Problem to work on> The listing beneath should be written out in full, exactly as shown.
>>>>>
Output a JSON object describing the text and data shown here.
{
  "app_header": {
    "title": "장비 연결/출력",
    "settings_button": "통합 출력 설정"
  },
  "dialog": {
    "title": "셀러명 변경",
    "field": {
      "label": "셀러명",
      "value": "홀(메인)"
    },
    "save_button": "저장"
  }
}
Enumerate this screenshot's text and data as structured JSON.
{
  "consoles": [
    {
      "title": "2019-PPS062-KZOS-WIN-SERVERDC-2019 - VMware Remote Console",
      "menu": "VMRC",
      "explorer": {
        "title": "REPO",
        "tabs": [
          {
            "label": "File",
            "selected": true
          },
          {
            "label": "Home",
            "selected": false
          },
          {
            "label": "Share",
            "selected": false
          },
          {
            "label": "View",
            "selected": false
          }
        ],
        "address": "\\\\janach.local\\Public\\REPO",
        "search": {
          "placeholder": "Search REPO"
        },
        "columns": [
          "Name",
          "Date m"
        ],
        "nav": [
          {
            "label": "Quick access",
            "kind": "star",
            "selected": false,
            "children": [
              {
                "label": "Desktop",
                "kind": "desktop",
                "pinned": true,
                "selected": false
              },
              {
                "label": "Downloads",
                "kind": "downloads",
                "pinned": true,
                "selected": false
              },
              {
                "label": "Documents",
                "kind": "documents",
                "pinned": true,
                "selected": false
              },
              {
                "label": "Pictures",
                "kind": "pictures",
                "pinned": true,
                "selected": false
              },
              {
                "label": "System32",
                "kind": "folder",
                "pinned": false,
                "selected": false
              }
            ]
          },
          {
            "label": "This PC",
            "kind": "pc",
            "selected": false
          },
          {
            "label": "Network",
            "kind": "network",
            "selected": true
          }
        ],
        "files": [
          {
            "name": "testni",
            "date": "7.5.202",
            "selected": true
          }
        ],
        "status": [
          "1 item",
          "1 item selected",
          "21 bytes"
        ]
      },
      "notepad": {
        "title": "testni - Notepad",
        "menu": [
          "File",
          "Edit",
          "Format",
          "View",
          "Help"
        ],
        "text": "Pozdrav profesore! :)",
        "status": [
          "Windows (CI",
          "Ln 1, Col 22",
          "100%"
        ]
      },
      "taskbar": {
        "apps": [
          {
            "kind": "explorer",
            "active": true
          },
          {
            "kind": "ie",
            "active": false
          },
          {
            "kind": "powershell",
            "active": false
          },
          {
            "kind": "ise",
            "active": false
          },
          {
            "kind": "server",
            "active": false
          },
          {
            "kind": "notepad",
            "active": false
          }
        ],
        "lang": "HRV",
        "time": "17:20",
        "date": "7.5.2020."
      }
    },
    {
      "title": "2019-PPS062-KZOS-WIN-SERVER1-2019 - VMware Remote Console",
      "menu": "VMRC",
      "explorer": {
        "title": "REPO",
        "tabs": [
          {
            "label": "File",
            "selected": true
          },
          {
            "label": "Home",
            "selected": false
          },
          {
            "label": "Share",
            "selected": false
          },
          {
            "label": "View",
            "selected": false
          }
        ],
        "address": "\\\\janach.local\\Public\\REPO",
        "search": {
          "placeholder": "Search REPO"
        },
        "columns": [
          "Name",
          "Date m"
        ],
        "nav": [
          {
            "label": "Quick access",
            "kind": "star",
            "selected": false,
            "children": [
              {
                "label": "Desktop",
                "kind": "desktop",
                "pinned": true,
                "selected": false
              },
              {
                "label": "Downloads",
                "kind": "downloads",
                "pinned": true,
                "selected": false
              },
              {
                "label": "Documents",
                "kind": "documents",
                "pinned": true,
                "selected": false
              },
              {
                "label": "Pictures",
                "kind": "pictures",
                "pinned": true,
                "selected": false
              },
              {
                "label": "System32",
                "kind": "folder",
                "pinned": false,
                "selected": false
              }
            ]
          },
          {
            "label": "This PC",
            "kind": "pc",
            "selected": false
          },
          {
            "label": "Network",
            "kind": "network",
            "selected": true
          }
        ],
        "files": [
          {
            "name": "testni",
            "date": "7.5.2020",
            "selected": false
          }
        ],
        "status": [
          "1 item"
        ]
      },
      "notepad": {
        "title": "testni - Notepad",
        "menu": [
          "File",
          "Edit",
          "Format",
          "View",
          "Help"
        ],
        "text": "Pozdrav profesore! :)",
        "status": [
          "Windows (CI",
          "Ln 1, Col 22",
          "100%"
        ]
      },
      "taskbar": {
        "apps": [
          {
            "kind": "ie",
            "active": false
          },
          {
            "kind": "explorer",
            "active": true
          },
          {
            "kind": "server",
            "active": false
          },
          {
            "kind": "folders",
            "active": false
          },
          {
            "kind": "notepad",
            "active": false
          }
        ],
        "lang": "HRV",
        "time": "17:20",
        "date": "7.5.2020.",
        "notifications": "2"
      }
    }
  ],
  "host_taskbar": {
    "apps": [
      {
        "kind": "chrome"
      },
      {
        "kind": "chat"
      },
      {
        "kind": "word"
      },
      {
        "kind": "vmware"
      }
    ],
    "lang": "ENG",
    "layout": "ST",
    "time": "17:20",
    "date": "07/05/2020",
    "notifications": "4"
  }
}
<<<<<
Correct result>
Output a JSON object describing the text and data shown here.
{
  "app_header": {
    "title": "장비 연결/출력",
    "settings_button": "통합 출력 설정"
  },
  "dialog": {
    "title": "셀러명 변경",
    "field": {
      "label": "셀러명",
      "value": "홀(메인)"
    },
    "save_button": "저장"
  }
}
Enumerate this screenshot's text and data as structured JSON.
{
  "consoles": [
    {
      "title": "2019-PPS062-KZOS-WIN-SERVERDC-2019 - VMware Remote Console",
      "menu": "VMRC",
      "explorer": {
        "title": "REPO",
        "tabs": [
          {
            "label": "File",
            "selected": true
          },
          {
            "label": "Home",
            "selected": false
          },
          {
            "label": "Share",
            "selected": false
          },
          {
            "label": "View",
            "selected": false
          }
        ],
        "address": "\\\\janach.local\\Public\\REPO",
        "search": {
          "placeholder": "Search REPO"
        },
        "columns": [
          "Name",
          "Date m"
        ],
        "nav": [
          {
            "label": "Quick access",
            "kind": "star",
            "selected": false,
            "children": [
              {
                "label": "Desktop",
                "kind": "desktop",
                "pinned": true,
                "selected": false
              },
              {
                "label": "Downloads",
                "kind": "downloads",
                "pinned": true,
                "selected": false
              },
              {
                "label": "Documents",
                "kind": "documents",
                "pinned": true,
                "selected": false
              },
              {
                "label": "Pictures",
                "kind": "pictures",
                "pinned": true,
                "selected": false
              },
              {
                "label": "System32",
                "kind": "folder",
                "pinned": false,
                "selected": false
              }
            ]
          },
          {
            "label": "This PC",
            "kind": "pc",
            "selected": false
          },
          {
            "label": "Network",
            "kind": "network",
            "selected": true
          }
        ],
        "files": [
          {
            "name": "testni",
            "date": "7.5.202",
            "selected": true
          }
        ],
        "status": [
          "1 item",
          "1 item selected",
          "21 bytes"
        ]
      },
      "notepad": {
        "title": "testni - Notepad",
        "menu": [
          "File",
          "Edit",
          "Format",
          "View",
          "Help"
        ],
        "text": "Pozdrav profesore! :)",
        "status": [
          "Windows (CI",
          "Ln 1, Col 22",
          "100%"
        ]
      },
      "taskbar": {
        "apps": [
          {
            "kind": "explorer",
            "active": true
          },
          {
            "kind": "ie",
            "active": false
          },
          {
            "kind": "powershell",
            "active": false
          },
          {
            "kind": "ise",
            "active": false
          },
          {
            "kind": "server",
            "active": false
          },
          {
            "kind": "notepad",
            "active": false
          }
        ],
        "lang": "HRV",
        "time": "17:20",
        "date": "7.5.2020."
      }
    },
    {
      "title": "2019-PPS062-KZOS-WIN-SERVER1-2019 - VMware Remote Console",
      "menu": "VMRC",
      "explorer": {
        "title": "REPO",
        "tabs": [
          {
            "label": "File",
            "selected": true
          },
          {
            "label": "Home",
            "selected": false
          },
          {
            "label": "Share",
            "selected": false
          },
          {
            "label": "View",
            "selected": false
          }
        ],
        "address": "\\\\janach.local\\Public\\REPO",
        "search": {
          "placeholder": "Search REPO"
        },
        "columns": [
          "Name",
          "Date m"
        ],
        "nav": [
          {
            "label": "Quick access",
            "kind": "star",
            "selected": false,
            "children": [
              {
                "label": "Desktop",
                "kind": "desktop",
                "pinned": true,
                "selected": false
              },
              {
                "label": "Downloads",
                "kind": "downloads",
                "pinned": true,
                "selected": false
              },
              {
                "label": "Documents",
                "kind": "documents",
                "pinned": true,
                "selected": false
              },
              {
                "label": "Pictures",
                "kind": "pictures",
                "pinned": true,
                "selected": false
              },
              {
                "label": "System32",
                "kind": "folder",
                "pinned": false,
                "selected": false
              }
            ]
          },
          {
            "label": "This PC",
            "kind": "pc",
            "selected": false
          },
          {
            "label": "Network",
            "kind": "network",
            "selected": true
          }
        ],
        "files": [
          {
            "name": "testni",
            "date": "7.5.2020",
            "selected": false
          }
        ],
        "status": [
          "1 item"
        ]
      },
      "notepad": {
        "title": "testni - Notepad",
        "menu": [
          "File",
          "Edit",
          "Format",
          "View",
          "Help"
        ],
        "text": "Pozdrav profesore! :)",
        "status": [
          "Windows (CI",
          "Ln 1, Col 22",
          "100%"
        ]
      },
      "taskbar": {
        "apps": [
          {
            "kind": "ie",
            "active": false
          },
          {
            "kind": "explorer",
            "active": true
          },
          {
            "kind": "server",
            "active": false
          },
          {
            "kind": "folders",
            "active": false
          },
          {
            "kind": "notepad",
            "active": false
          }
        ],
        "lang": "HRV",
        "time": "17:20",
        "date": "7.5.2020.",
        "notifications": "2"
      }
    }
  ],
  "host_taskbar": {
    "apps": [
      {
        "kind": "chrome"
      },
      {
        "kind": "chat"
      },
      {
        "kind": "word"
      },
      {
        "kind": "vmware"
      }
    ],
    "lang": "ENG",
    "layout": "ST",
    "time": "17:20",
    "date": "07/05/2020",
    "notifications": "4"
  }
}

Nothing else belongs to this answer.